**CHALLENGE:** Drop every picture, then transcribe the remaining data exactly.

**MATERIAL SUPPLIED:**
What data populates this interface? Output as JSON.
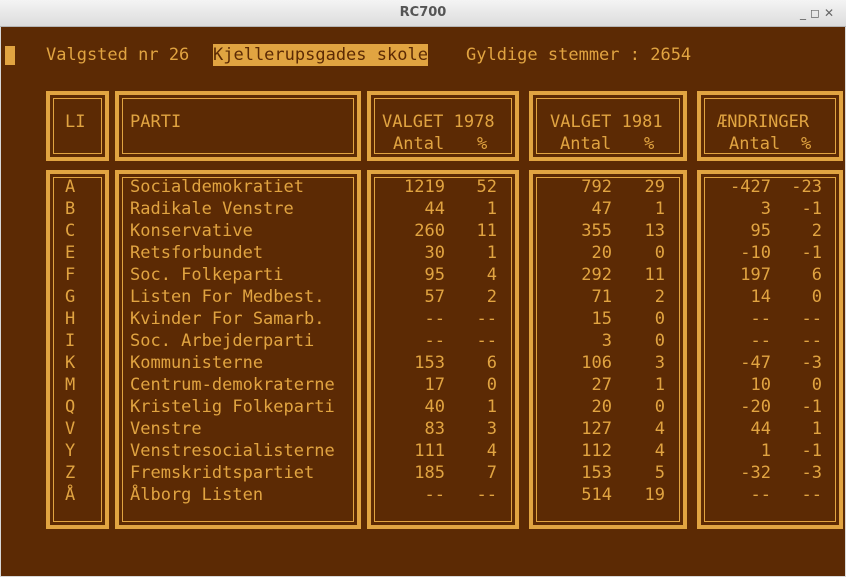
{
  "window": {
    "title": "RC700",
    "controls": {
      "minimize": "_",
      "maximize": "◻",
      "close": "✕"
    }
  },
  "header": {
    "station_label": "Valgsted nr 26",
    "station_name": "Kjellerupsgades skole",
    "votes_label": "Gyldige stemmer : 2654"
  },
  "columns": {
    "li": "LI",
    "parti": "PARTI",
    "v1978": "VALGET 1978",
    "v1981": "VALGET 1981",
    "change": "ÆNDRINGER",
    "antal": "Antal",
    "pct": "%"
  },
  "rows": [
    {
      "li": "A",
      "party": "Socialdemokratiet",
      "a78": "1219",
      "p78": "52",
      "a81": "792",
      "p81": "29",
      "ca": "-427",
      "cp": "-23"
    },
    {
      "li": "B",
      "party": "Radikale Venstre",
      "a78": "44",
      "p78": "1",
      "a81": "47",
      "p81": "1",
      "ca": "3",
      "cp": "-1"
    },
    {
      "li": "C",
      "party": "Konservative",
      "a78": "260",
      "p78": "11",
      "a81": "355",
      "p81": "13",
      "ca": "95",
      "cp": "2"
    },
    {
      "li": "E",
      "party": "Retsforbundet",
      "a78": "30",
      "p78": "1",
      "a81": "20",
      "p81": "0",
      "ca": "-10",
      "cp": "-1"
    },
    {
      "li": "F",
      "party": "Soc. Folkeparti",
      "a78": "95",
      "p78": "4",
      "a81": "292",
      "p81": "11",
      "ca": "197",
      "cp": "6"
    },
    {
      "li": "G",
      "party": "Listen For Medbest.",
      "a78": "57",
      "p78": "2",
      "a81": "71",
      "p81": "2",
      "ca": "14",
      "cp": "0"
    },
    {
      "li": "H",
      "party": "Kvinder For Samarb.",
      "a78": "--",
      "p78": "--",
      "a81": "15",
      "p81": "0",
      "ca": "--",
      "cp": "--"
    },
    {
      "li": "I",
      "party": "Soc. Arbejderparti",
      "a78": "--",
      "p78": "--",
      "a81": "3",
      "p81": "0",
      "ca": "--",
      "cp": "--"
    },
    {
      "li": "K",
      "party": "Kommunisterne",
      "a78": "153",
      "p78": "6",
      "a81": "106",
      "p81": "3",
      "ca": "-47",
      "cp": "-3"
    },
    {
      "li": "M",
      "party": "Centrum-demokraterne",
      "a78": "17",
      "p78": "0",
      "a81": "27",
      "p81": "1",
      "ca": "10",
      "cp": "0"
    },
    {
      "li": "Q",
      "party": "Kristelig Folkeparti",
      "a78": "40",
      "p78": "1",
      "a81": "20",
      "p81": "0",
      "ca": "-20",
      "cp": "-1"
    },
    {
      "li": "V",
      "party": "Venstre",
      "a78": "83",
      "p78": "3",
      "a81": "127",
      "p81": "4",
      "ca": "44",
      "cp": "1"
    },
    {
      "li": "Y",
      "party": "Venstresocialisterne",
      "a78": "111",
      "p78": "4",
      "a81": "112",
      "p81": "4",
      "ca": "1",
      "cp": "-1"
    },
    {
      "li": "Z",
      "party": "Fremskridtspartiet",
      "a78": "185",
      "p78": "7",
      "a81": "153",
      "p81": "5",
      "ca": "-32",
      "cp": "-3"
    },
    {
      "li": "Å",
      "party": "Ålborg Listen",
      "a78": "--",
      "p78": "--",
      "a81": "514",
      "p81": "19",
      "ca": "--",
      "cp": "--"
    }
  ]
}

**EXPECTED ANSWER:**
What data populates this interface? Output as JSON.
{
  "window": {
    "title": "RC700",
    "controls": {
      "minimize": "_",
      "maximize": "◻",
      "close": "✕"
    }
  },
  "header": {
    "station_label": "Valgsted nr 26",
    "station_name": "Kjellerupsgades skole",
    "votes_label": "Gyldige stemmer : 2654"
  },
  "columns": {
    "li": "LI",
    "parti": "PARTI",
    "v1978": "VALGET 1978",
    "v1981": "VALGET 1981",
    "change": "ÆNDRINGER",
    "antal": "Antal",
    "pct": "%"
  },
  "rows": [
    {
      "li": "A",
      "party": "Socialdemokratiet",
      "a78": "1219",
      "p78": "52",
      "a81": "792",
      "p81": "29",
      "ca": "-427",
      "cp": "-23"
    },
    {
      "li": "B",
      "party": "Radikale Venstre",
      "a78": "44",
      "p78": "1",
      "a81": "47",
      "p81": "1",
      "ca": "3",
      "cp": "-1"
    },
    {
      "li": "C",
      "party": "Konservative",
      "a78": "260",
      "p78": "11",
      "a81": "355",
      "p81": "13",
      "ca": "95",
      "cp": "2"
    },
    {
      "li": "E",
      "party": "Retsforbundet",
      "a78": "30",
      "p78": "1",
      "a81": "20",
      "p81": "0",
      "ca": "-10",
      "cp": "-1"
    },
    {
      "li": "F",
      "party": "Soc. Folkeparti",
      "a78": "95",
      "p78": "4",
      "a81": "292",
      "p81": "11",
      "ca": "197",
      "cp": "6"
    },
    {
      "li": "G",
      "party": "Listen For Medbest.",
      "a78": "57",
      "p78": "2",
      "a81": "71",
      "p81": "2",
      "ca": "14",
      "cp": "0"
    },
    {
      "li": "H",
      "party": "Kvinder For Samarb.",
      "a78": "--",
      "p78": "--",
      "a81": "15",
      "p81": "0",
      "ca": "--",
      "cp": "--"
    },
    {
      "li": "I",
      "party": "Soc. Arbejderparti",
      "a78": "--",
      "p78": "--",
      "a81": "3",
      "p81": "0",
      "ca": "--",
      "cp": "--"
    },
    {
      "li": "K",
      "party": "Kommunisterne",
      "a78": "153",
      "p78": "6",
      "a81": "106",
      "p81": "3",
      "ca": "-47",
      "cp": "-3"
    },
    {
      "li": "M",
      "party": "Centrum-demokraterne",
      "a78": "17",
      "p78": "0",
      "a81": "27",
      "p81": "1",
      "ca": "10",
      "cp": "0"
    },
    {
      "li": "Q",
      "party": "Kristelig Folkeparti",
      "a78": "40",
      "p78": "1",
      "a81": "20",
      "p81": "0",
      "ca": "-20",
      "cp": "-1"
    },
    {
      "li": "V",
      "party": "Venstre",
      "a78": "83",
      "p78": "3",
      "a81": "127",
      "p81": "4",
      "ca": "44",
      "cp": "1"
    },
    {
      "li": "Y",
      "party": "Venstresocialisterne",
      "a78": "111",
      "p78": "4",
      "a81": "112",
      "p81": "4",
      "ca": "1",
      "cp": "-1"
    },
    {
      "li": "Z",
      "party": "Fremskridtspartiet",
      "a78": "185",
      "p78": "7",
      "a81": "153",
      "p81": "5",
      "ca": "-32",
      "cp": "-3"
    },
    {
      "li": "Å",
      "party": "Ålborg Listen",
      "a78": "--",
      "p78": "--",
      "a81": "514",
      "p81": "19",
      "ca": "--",
      "cp": "--"
    }
  ]
}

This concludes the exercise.